═══ Source records

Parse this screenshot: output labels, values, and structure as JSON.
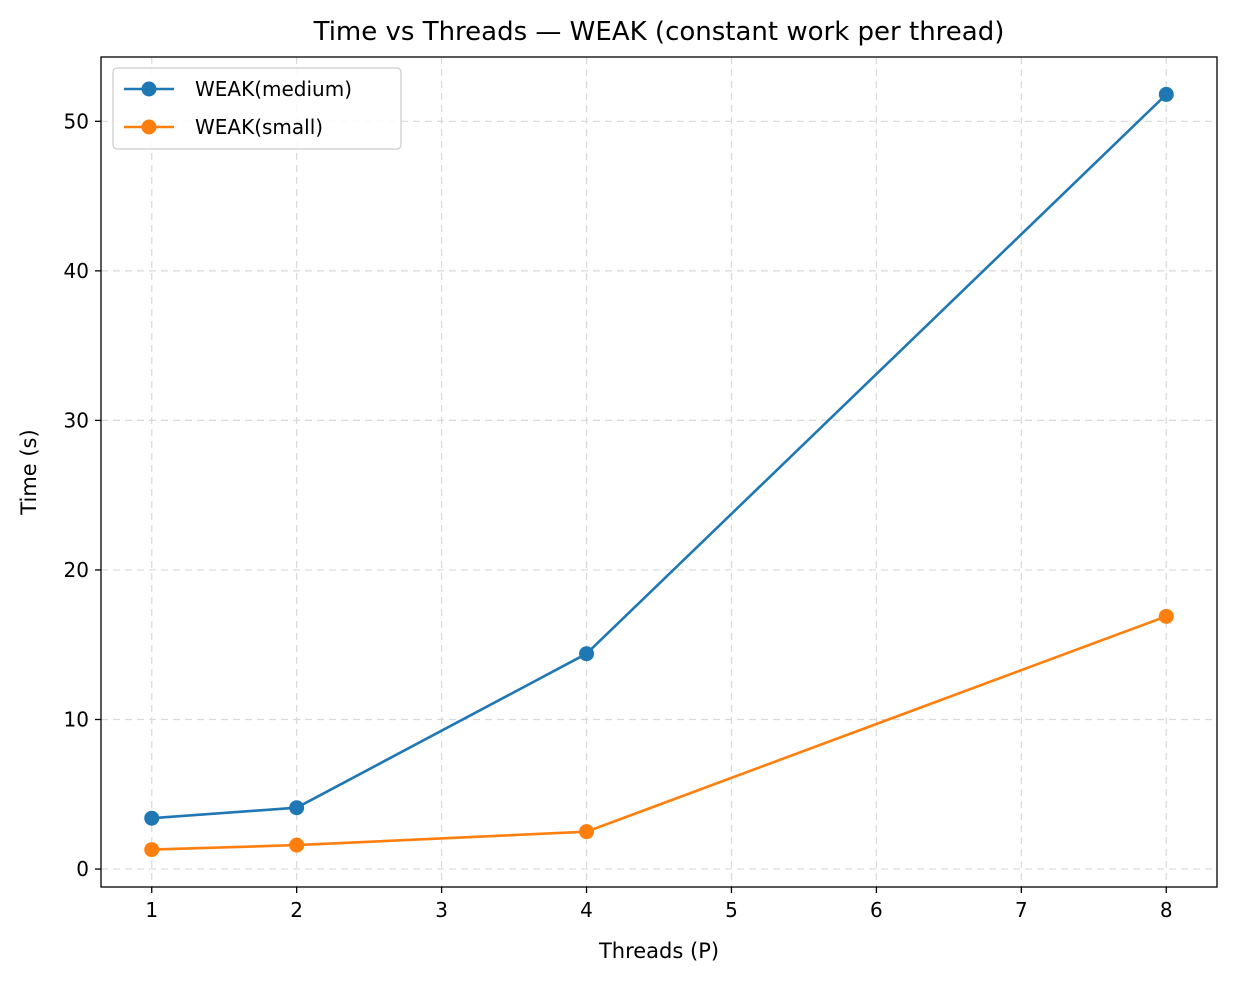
{
  "chart_data": {
    "type": "line",
    "title": "Time vs Threads — WEAK (constant work per thread)",
    "xlabel": "Threads (P)",
    "ylabel": "Time (s)",
    "xlim": [
      0.65,
      8.35
    ],
    "ylim": [
      -1.2,
      54.3
    ],
    "xticks": [
      1,
      2,
      3,
      4,
      5,
      6,
      7,
      8
    ],
    "yticks": [
      0,
      10,
      20,
      30,
      40,
      50
    ],
    "grid": true,
    "legend_position": "upper-left",
    "series": [
      {
        "name": "WEAK(medium)",
        "color": "#1f77b4",
        "x": [
          1,
          2,
          4,
          8
        ],
        "y": [
          3.4,
          4.1,
          14.4,
          51.8
        ]
      },
      {
        "name": "WEAK(small)",
        "color": "#ff7f0e",
        "x": [
          1,
          2,
          4,
          8
        ],
        "y": [
          1.3,
          1.6,
          2.5,
          16.9
        ]
      }
    ]
  }
}
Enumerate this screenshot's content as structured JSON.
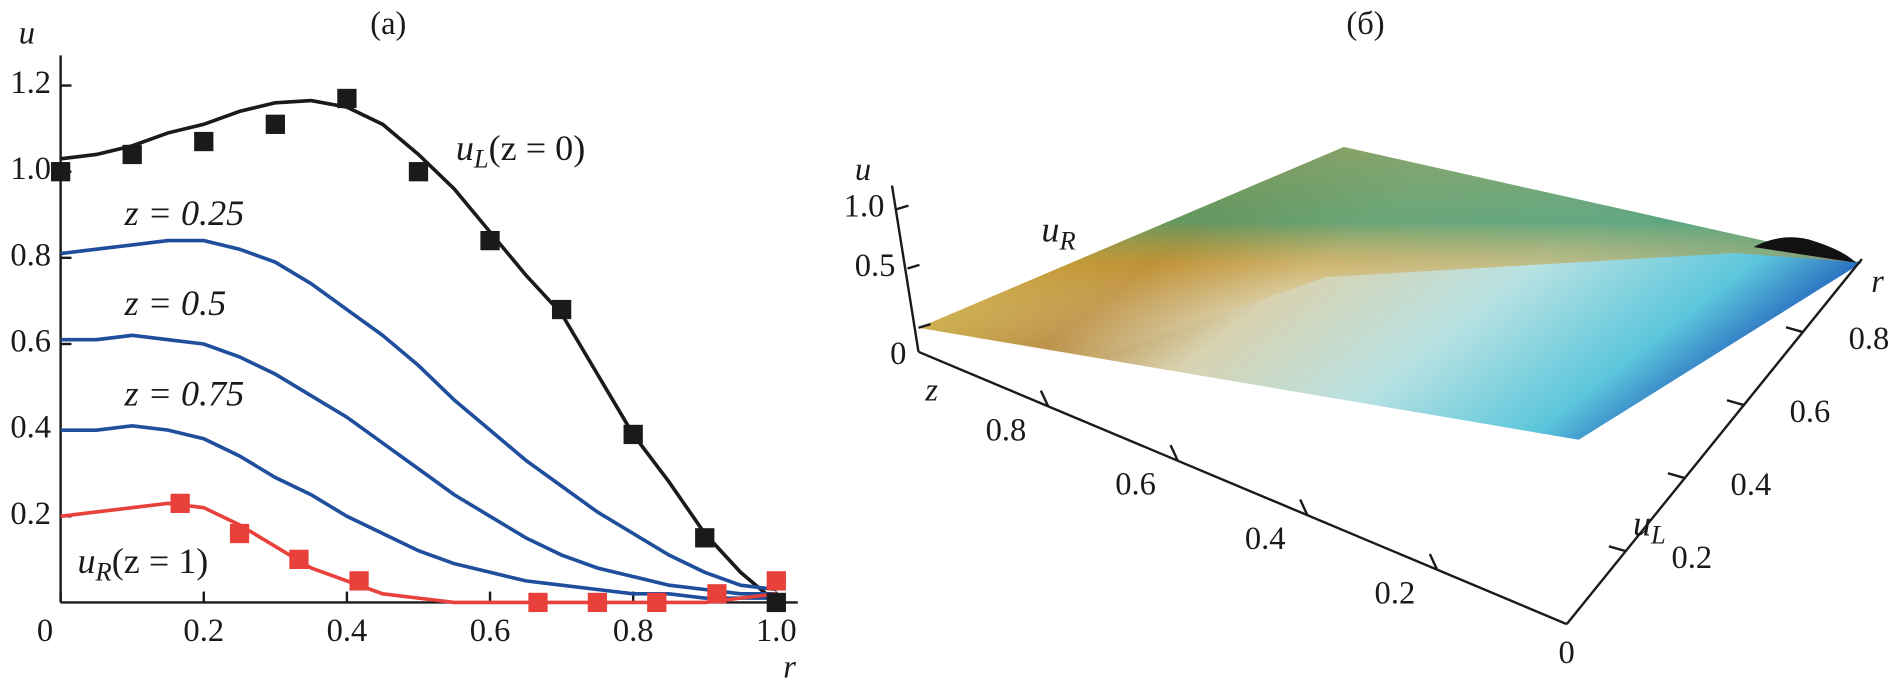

══════

*Problem to work on*
Extract from the material all lines containing the string "JSON".

*Task solution*
Parse this screenshot: output labels, values, and structure as JSON.
Enumerate this screenshot's content as structured JSON.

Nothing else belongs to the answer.